#### Task details
Leave out the pictures and copy every record exactly.
######
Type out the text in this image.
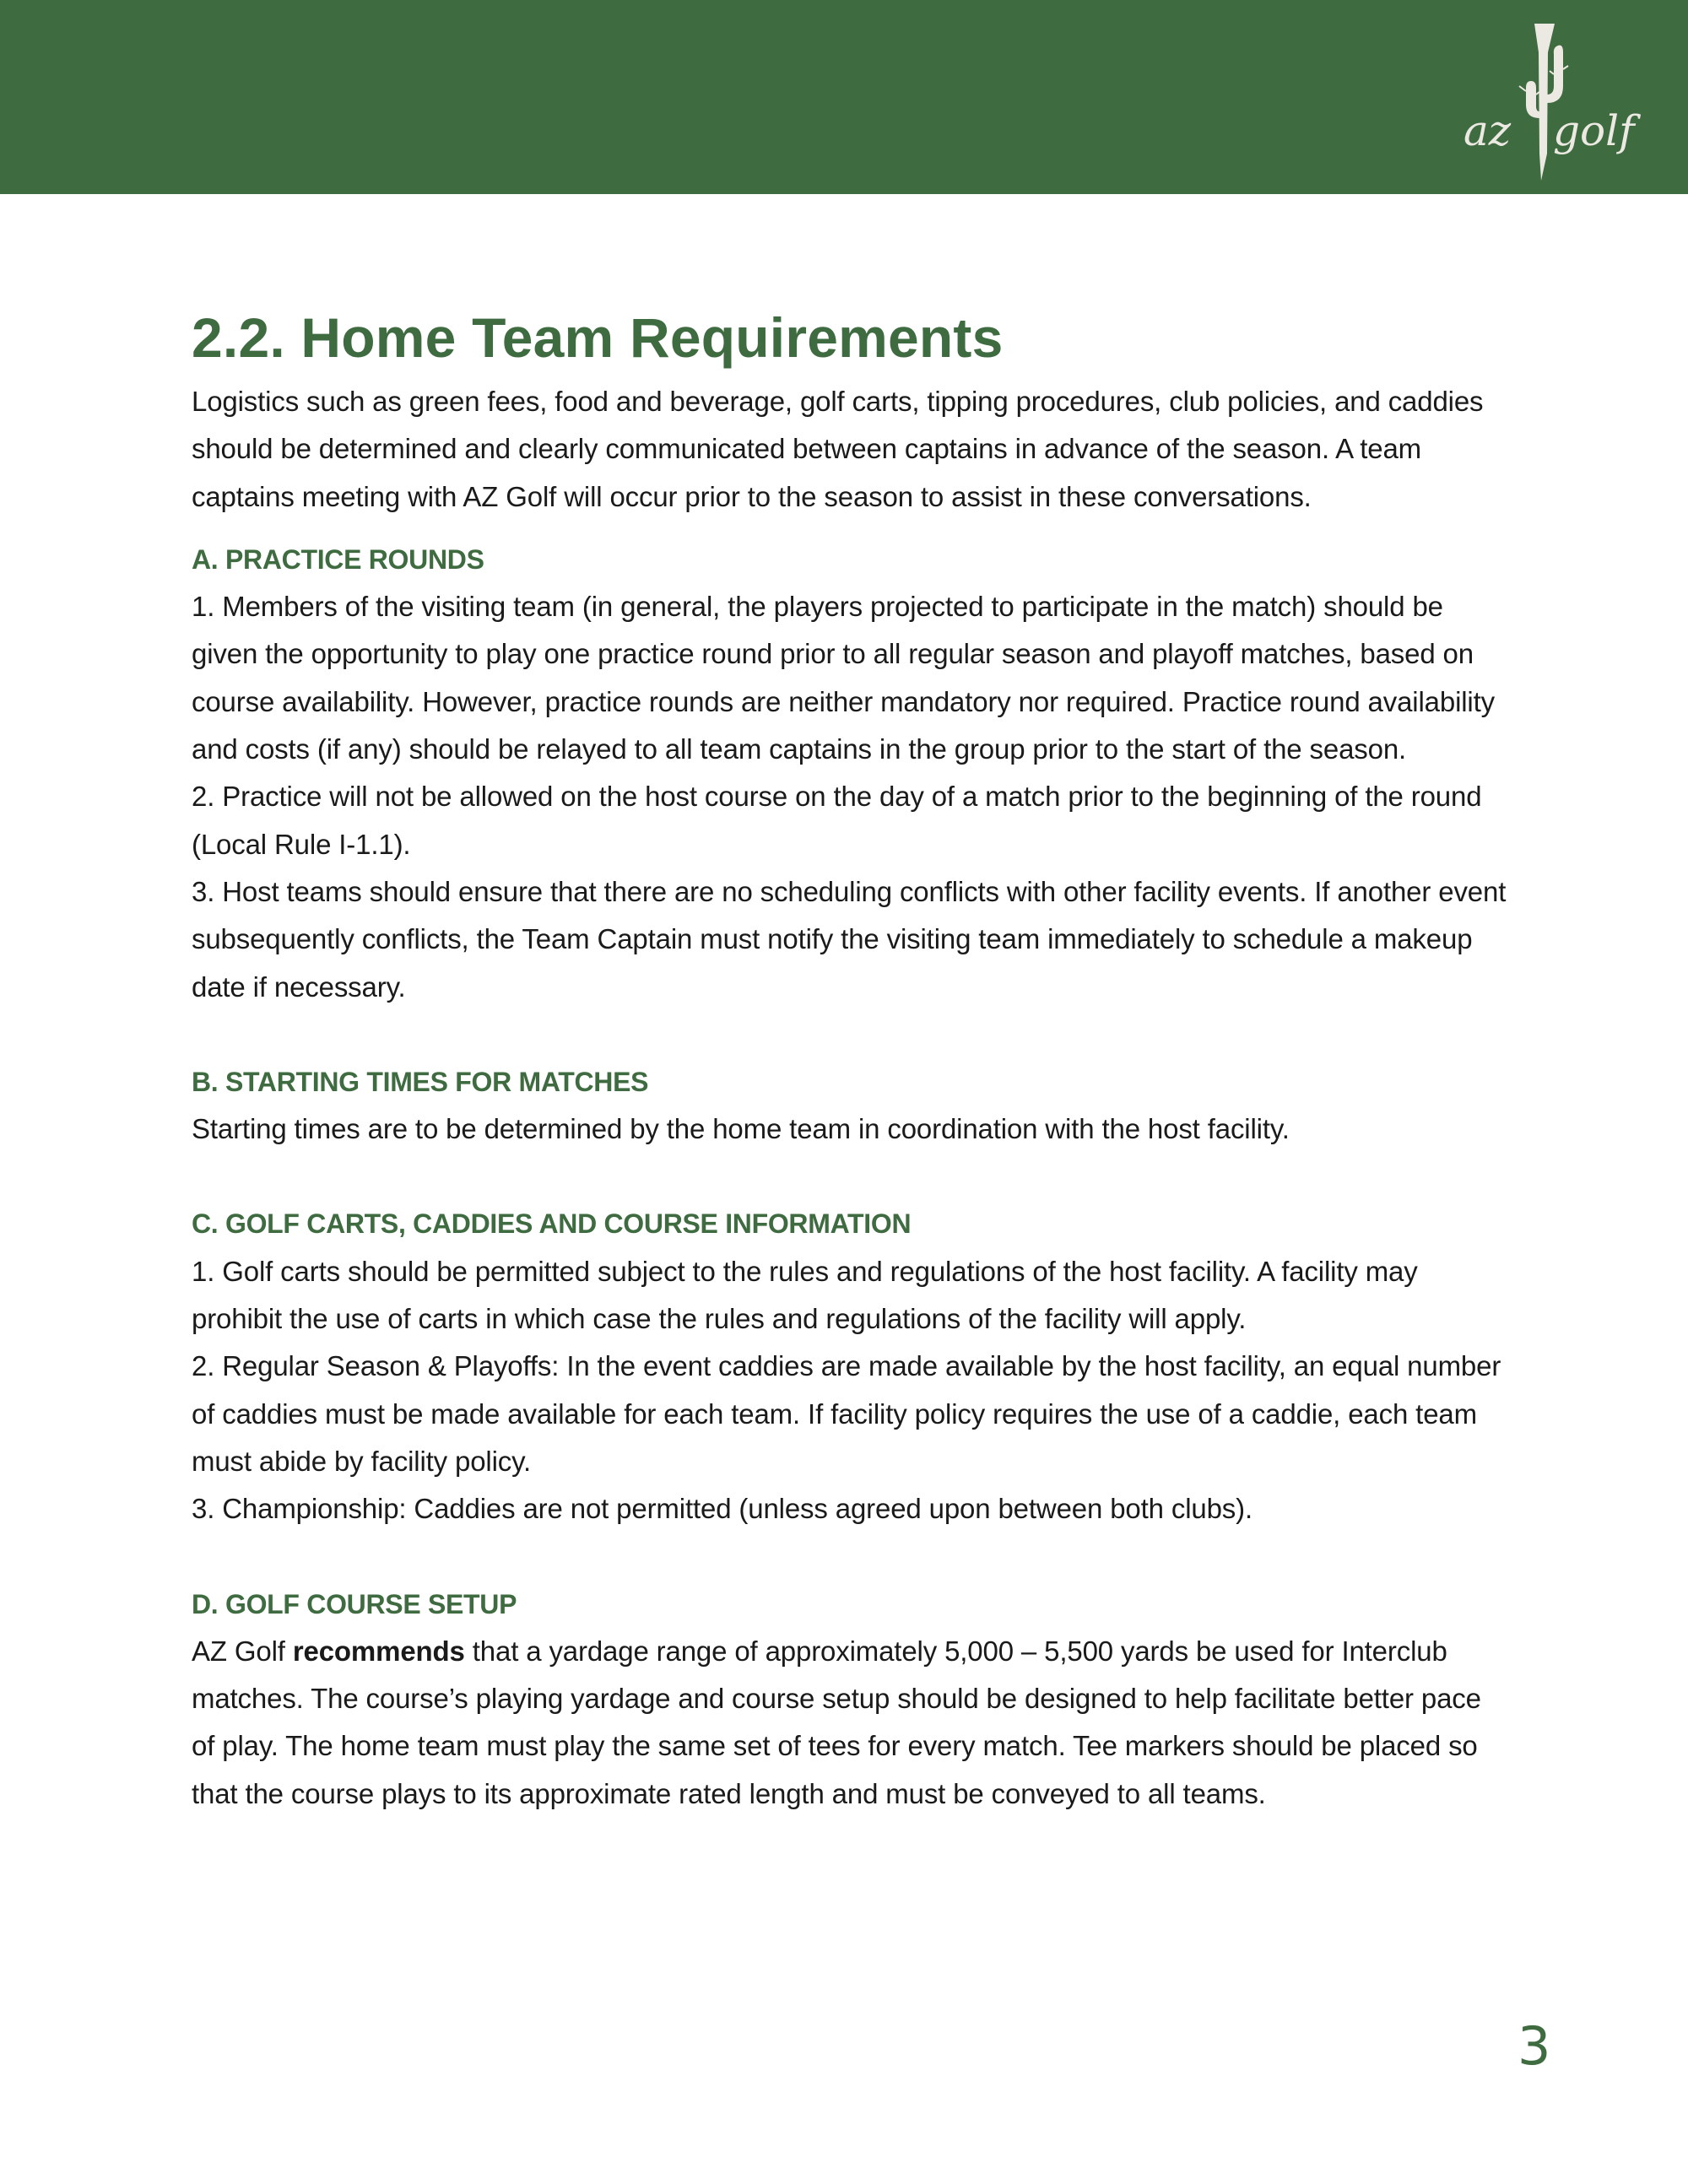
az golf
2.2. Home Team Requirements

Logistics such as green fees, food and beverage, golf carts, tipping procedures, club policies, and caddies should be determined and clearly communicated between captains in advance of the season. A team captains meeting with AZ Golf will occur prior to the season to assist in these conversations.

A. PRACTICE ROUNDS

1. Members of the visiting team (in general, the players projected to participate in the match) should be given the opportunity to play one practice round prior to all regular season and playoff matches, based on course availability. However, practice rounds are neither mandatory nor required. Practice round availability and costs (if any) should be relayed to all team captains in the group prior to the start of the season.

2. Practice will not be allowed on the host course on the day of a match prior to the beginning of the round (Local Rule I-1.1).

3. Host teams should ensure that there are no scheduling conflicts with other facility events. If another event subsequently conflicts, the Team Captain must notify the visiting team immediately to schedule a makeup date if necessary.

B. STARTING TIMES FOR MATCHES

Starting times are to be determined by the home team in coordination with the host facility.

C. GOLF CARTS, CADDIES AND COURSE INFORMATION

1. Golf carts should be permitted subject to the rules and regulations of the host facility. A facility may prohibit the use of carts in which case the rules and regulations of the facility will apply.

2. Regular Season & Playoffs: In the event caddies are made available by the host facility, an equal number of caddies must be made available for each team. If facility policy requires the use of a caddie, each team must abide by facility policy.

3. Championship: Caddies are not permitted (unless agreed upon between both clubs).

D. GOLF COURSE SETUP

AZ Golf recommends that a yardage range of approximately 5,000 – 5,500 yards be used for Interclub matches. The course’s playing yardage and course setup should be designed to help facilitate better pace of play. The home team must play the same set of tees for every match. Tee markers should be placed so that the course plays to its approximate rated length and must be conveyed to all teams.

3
######
#### Task response
Type out the text in this image.
az golf
2.2. Home Team Requirements

Logistics such as green fees, food and beverage, golf carts, tipping procedures, club policies, and caddies should be determined and clearly communicated between captains in advance of the season. A team captains meeting with AZ Golf will occur prior to the season to assist in these conversations.

A. PRACTICE ROUNDS

1. Members of the visiting team (in general, the players projected to participate in the match) should be given the opportunity to play one practice round prior to all regular season and playoff matches, based on course availability. However, practice rounds are neither mandatory nor required. Practice round availability and costs (if any) should be relayed to all team captains in the group prior to the start of the season.

2. Practice will not be allowed on the host course on the day of a match prior to the beginning of the round (Local Rule I-1.1).

3. Host teams should ensure that there are no scheduling conflicts with other facility events. If another event subsequently conflicts, the Team Captain must notify the visiting team immediately to schedule a makeup date if necessary.

B. STARTING TIMES FOR MATCHES

Starting times are to be determined by the home team in coordination with the host facility.

C. GOLF CARTS, CADDIES AND COURSE INFORMATION

1. Golf carts should be permitted subject to the rules and regulations of the host facility. A facility may prohibit the use of carts in which case the rules and regulations of the facility will apply.

2. Regular Season & Playoffs: In the event caddies are made available by the host facility, an equal number of caddies must be made available for each team. If facility policy requires the use of a caddie, each team must abide by facility policy.

3. Championship: Caddies are not permitted (unless agreed upon between both clubs).

D. GOLF COURSE SETUP

AZ Golf recommends that a yardage range of approximately 5,000 – 5,500 yards be used for Interclub matches. The course’s playing yardage and course setup should be designed to help facilitate better pace of play. The home team must play the same set of tees for every match. Tee markers should be placed so that the course plays to its approximate rated length and must be conveyed to all teams.

3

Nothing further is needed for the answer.